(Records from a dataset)
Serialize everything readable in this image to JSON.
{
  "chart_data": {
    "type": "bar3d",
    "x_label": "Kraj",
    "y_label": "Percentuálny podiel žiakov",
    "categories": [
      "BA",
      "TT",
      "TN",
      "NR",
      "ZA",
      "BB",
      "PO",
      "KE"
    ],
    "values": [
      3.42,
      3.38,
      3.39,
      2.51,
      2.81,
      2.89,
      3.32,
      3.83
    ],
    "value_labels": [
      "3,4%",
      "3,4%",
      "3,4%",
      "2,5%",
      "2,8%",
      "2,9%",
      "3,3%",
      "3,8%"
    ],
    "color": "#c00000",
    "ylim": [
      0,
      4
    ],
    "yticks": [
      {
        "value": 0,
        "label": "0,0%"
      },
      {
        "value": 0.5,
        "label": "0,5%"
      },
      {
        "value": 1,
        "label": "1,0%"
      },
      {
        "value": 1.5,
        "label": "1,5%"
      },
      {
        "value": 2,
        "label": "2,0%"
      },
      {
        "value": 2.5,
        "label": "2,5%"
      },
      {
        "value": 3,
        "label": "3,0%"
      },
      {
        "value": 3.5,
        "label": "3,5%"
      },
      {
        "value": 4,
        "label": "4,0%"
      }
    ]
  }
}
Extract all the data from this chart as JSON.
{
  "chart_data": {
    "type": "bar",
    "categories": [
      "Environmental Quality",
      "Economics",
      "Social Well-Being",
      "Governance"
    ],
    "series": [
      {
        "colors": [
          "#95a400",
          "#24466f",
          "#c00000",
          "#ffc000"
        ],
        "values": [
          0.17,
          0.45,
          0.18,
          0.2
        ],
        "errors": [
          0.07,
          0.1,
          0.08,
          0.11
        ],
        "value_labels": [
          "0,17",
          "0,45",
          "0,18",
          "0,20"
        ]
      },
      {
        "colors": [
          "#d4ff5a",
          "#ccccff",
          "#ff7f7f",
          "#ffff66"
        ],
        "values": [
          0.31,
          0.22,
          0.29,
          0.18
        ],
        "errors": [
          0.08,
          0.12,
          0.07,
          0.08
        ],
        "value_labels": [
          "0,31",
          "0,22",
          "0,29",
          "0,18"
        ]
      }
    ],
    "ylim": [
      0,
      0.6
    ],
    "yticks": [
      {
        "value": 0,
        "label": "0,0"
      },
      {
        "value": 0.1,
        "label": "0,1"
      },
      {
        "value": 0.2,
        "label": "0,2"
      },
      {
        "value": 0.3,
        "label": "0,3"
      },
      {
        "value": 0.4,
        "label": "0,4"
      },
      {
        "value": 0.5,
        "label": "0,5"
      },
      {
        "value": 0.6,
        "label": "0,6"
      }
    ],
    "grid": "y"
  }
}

- **WHAT YOU HAVE TO DO**:
Search the data for "this". Copy every matching line.

- **EXERCISE RESPONSE**:
Serialize everything readable in this image to JSON.
Extract all the data from this chart as JSON.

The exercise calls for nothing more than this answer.